» PROBLEM TO WORK ON: Retype all the entries word for word, but omit the pictures.

» RECORDS FOR THE EXERCISE:
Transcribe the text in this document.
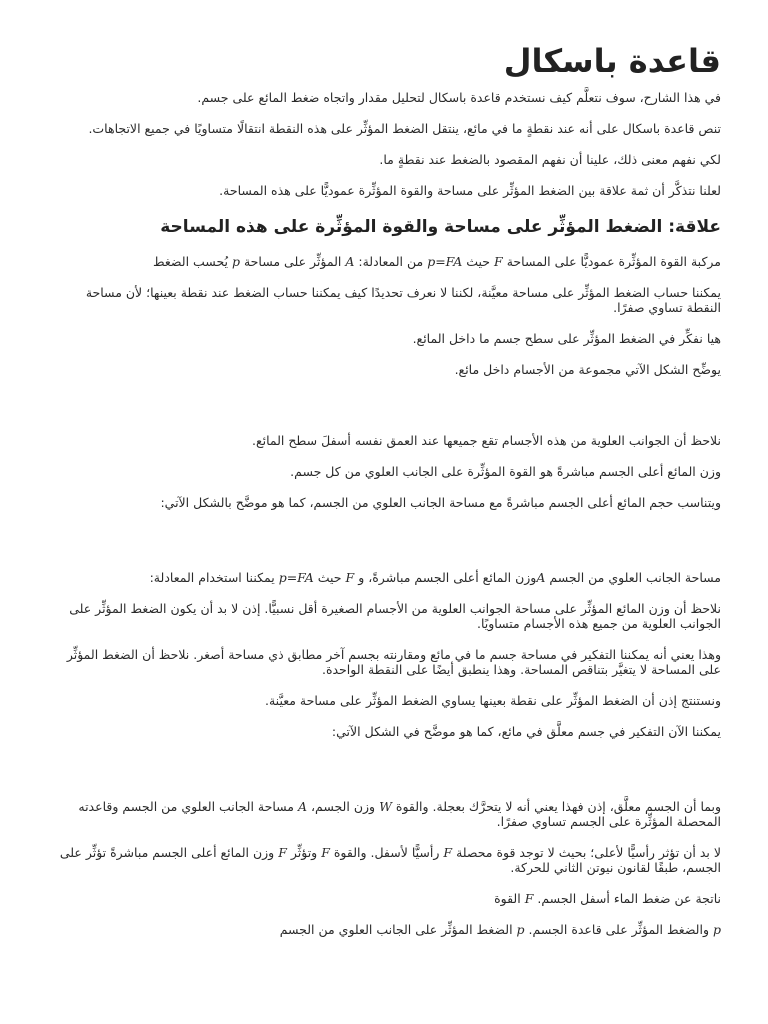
قاعدة باسكال

في هذا الشارح، سوف نتعلَّم كيف نستخدم قاعدة باسكال لتحليل مقدار واتجاه ضغط المائع على جسم.

تنص قاعدة باسكال على أنه عند نقطةٍ ما في مائع، ينتقل الضغط المؤثِّر على هذه النقطة انتقالًا متساويًا في جميع الاتجاهات.

لكي نفهم معنى ذلك، علينا أن نفهم المقصود بالضغط عند نقطةٍ ما.

لعلنا نتذكَّر أن ثمة علاقة بين الضغط المؤثِّر على مساحة والقوة المؤثِّرة عموديًّا على هذه المساحة.

علاقة: الضغط المؤثِّر على مساحة والقوة المؤثِّرة على هذه المساحة

مركبة القوة المؤثِّرة عموديًّا على المساحة F حيث p=FA من المعادلة: A المؤثِّر على مساحة p يُحسب الضغط

يمكننا حساب الضغط المؤثِّر على مساحة معيَّنة، لكننا لا نعرف تحديدًا كيف يمكننا حساب الضغط عند نقطة بعينها؛ لأن مساحة النقطة تساوي صفرًا.

هيا نفكِّر في الضغط المؤثِّر على سطح جسم ما داخل المائع.

يوضِّح الشكل الآتي مجموعة من الأجسام داخل مائع.

نلاحظ أن الجوانب العلوية من هذه الأجسام تقع جميعها عند العمق نفسه أسفلَ سطح المائع.

وزن المائع أعلى الجسم مباشرةً هو القوة المؤثِّرة على الجانب العلوي من كل جسم.

ويتناسب حجم المائع أعلى الجسم مباشرةً مع مساحة الجانب العلوي من الجسم، كما هو موضَّح بالشكل الآتي:

مساحة الجانب العلوي من الجسم Aوزن المائع أعلى الجسم مباشرةً، و F حيث p=FA يمكننا استخدام المعادلة:

نلاحظ أن وزن المائع المؤثِّر على مساحة الجوانب العلوية من الأجسام الصغيرة أقل نسبيًّا. إذن لا بد أن يكون الضغط المؤثِّر على الجوانب العلوية من جميع هذه الأجسام متساويًا.

وهذا يعني أنه يمكننا التفكير في مساحة جسم ما في مائع ومقارنته بجسم آخر مطابق ذي مساحة أصغر. نلاحظ أن الضغط المؤثِّر على المساحة لا يتغيَّر بتناقص المساحة. وهذا ينطبق أيضًا على النقطة الواحدة.

ونستنتج إذن أن الضغط المؤثِّر على نقطة بعينها يساوي الضغط المؤثِّر على مساحة معيَّنة.

يمكننا الآن التفكير في جسم معلَّق في مائع، كما هو موضَّح في الشكل الآتي:

وبما أن الجسم معلَّق، إذن فهذا يعني أنه لا يتحرَّك بعجلة. والقوة W وزن الجسم، A مساحة الجانب العلوي من الجسم وقاعدته المحصلة المؤثِّرة على الجسم تساوي صفرًا.

لا بد أن تؤثر رأسيًّا لأعلى؛ بحيث لا توجد قوة محصلة F رأسيًّا لأسفل. والقوة F وتؤثِّر F وزن المائع أعلى الجسم مباشرةً تؤثِّر على الجسم، طبقًا لقانون نيوتن الثاني للحركة.

ناتجة عن ضغط الماء أسفل الجسم. F القوة

p والضغط المؤثِّر على قاعدة الجسم. p الضغط المؤثِّر على الجانب العلوي من الجسم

» ANSWER FOR THE TASK:
Transcribe the text in this document.
قاعدة باسكال

في هذا الشارح، سوف نتعلَّم كيف نستخدم قاعدة باسكال لتحليل مقدار واتجاه ضغط المائع على جسم.

تنص قاعدة باسكال على أنه عند نقطةٍ ما في مائع، ينتقل الضغط المؤثِّر على هذه النقطة انتقالًا متساويًا في جميع الاتجاهات.

لكي نفهم معنى ذلك، علينا أن نفهم المقصود بالضغط عند نقطةٍ ما.

لعلنا نتذكَّر أن ثمة علاقة بين الضغط المؤثِّر على مساحة والقوة المؤثِّرة عموديًّا على هذه المساحة.

علاقة: الضغط المؤثِّر على مساحة والقوة المؤثِّرة على هذه المساحة

مركبة القوة المؤثِّرة عموديًّا على المساحة F حيث p=FA من المعادلة: A المؤثِّر على مساحة p يُحسب الضغط

يمكننا حساب الضغط المؤثِّر على مساحة معيَّنة، لكننا لا نعرف تحديدًا كيف يمكننا حساب الضغط عند نقطة بعينها؛ لأن مساحة النقطة تساوي صفرًا.

هيا نفكِّر في الضغط المؤثِّر على سطح جسم ما داخل المائع.

يوضِّح الشكل الآتي مجموعة من الأجسام داخل مائع.

نلاحظ أن الجوانب العلوية من هذه الأجسام تقع جميعها عند العمق نفسه أسفلَ سطح المائع.

وزن المائع أعلى الجسم مباشرةً هو القوة المؤثِّرة على الجانب العلوي من كل جسم.

ويتناسب حجم المائع أعلى الجسم مباشرةً مع مساحة الجانب العلوي من الجسم، كما هو موضَّح بالشكل الآتي:

مساحة الجانب العلوي من الجسم Aوزن المائع أعلى الجسم مباشرةً، و F حيث p=FA يمكننا استخدام المعادلة:

نلاحظ أن وزن المائع المؤثِّر على مساحة الجوانب العلوية من الأجسام الصغيرة أقل نسبيًّا. إذن لا بد أن يكون الضغط المؤثِّر على الجوانب العلوية من جميع هذه الأجسام متساويًا.

وهذا يعني أنه يمكننا التفكير في مساحة جسم ما في مائع ومقارنته بجسم آخر مطابق ذي مساحة أصغر. نلاحظ أن الضغط المؤثِّر على المساحة لا يتغيَّر بتناقص المساحة. وهذا ينطبق أيضًا على النقطة الواحدة.

ونستنتج إذن أن الضغط المؤثِّر على نقطة بعينها يساوي الضغط المؤثِّر على مساحة معيَّنة.

يمكننا الآن التفكير في جسم معلَّق في مائع، كما هو موضَّح في الشكل الآتي:

وبما أن الجسم معلَّق، إذن فهذا يعني أنه لا يتحرَّك بعجلة. والقوة W وزن الجسم، A مساحة الجانب العلوي من الجسم وقاعدته المحصلة المؤثِّرة على الجسم تساوي صفرًا.

لا بد أن تؤثر رأسيًّا لأعلى؛ بحيث لا توجد قوة محصلة F رأسيًّا لأسفل. والقوة F وتؤثِّر F وزن المائع أعلى الجسم مباشرةً تؤثِّر على الجسم، طبقًا لقانون نيوتن الثاني للحركة.

ناتجة عن ضغط الماء أسفل الجسم. F القوة

p والضغط المؤثِّر على قاعدة الجسم. p الضغط المؤثِّر على الجانب العلوي من الجسم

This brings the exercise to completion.